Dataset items

-- Begin --

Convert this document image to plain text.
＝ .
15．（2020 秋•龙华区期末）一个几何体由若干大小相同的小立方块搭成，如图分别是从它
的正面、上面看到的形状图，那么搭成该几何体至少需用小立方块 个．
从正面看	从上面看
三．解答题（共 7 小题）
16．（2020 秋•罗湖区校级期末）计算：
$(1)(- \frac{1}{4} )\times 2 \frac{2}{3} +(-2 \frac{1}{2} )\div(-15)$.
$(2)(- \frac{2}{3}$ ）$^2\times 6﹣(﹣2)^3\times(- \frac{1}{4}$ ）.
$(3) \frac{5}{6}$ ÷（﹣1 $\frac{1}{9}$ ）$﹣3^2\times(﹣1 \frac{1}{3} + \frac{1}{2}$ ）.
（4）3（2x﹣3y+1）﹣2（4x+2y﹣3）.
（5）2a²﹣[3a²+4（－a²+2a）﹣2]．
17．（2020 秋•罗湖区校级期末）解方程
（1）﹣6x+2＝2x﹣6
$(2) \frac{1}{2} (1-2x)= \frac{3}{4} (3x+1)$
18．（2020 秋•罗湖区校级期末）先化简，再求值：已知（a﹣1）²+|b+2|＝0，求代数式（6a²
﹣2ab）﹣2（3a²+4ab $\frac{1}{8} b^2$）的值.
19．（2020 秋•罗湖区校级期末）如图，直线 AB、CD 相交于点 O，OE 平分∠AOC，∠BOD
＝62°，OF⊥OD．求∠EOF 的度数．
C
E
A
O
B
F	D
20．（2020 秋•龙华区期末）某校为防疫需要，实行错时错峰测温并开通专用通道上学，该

-- End --

Written request:
Identify lines with the string "龙华区期末". Copy each one.

Written answer:
15．（2020 秋•龙华区期末）一个几何体由若干大小相同的小立方块搭成，如图分别是从它
20．（2020 秋•龙华区期末）某校为防疫需要，实行错时错峰测温并开通专用通道上学，该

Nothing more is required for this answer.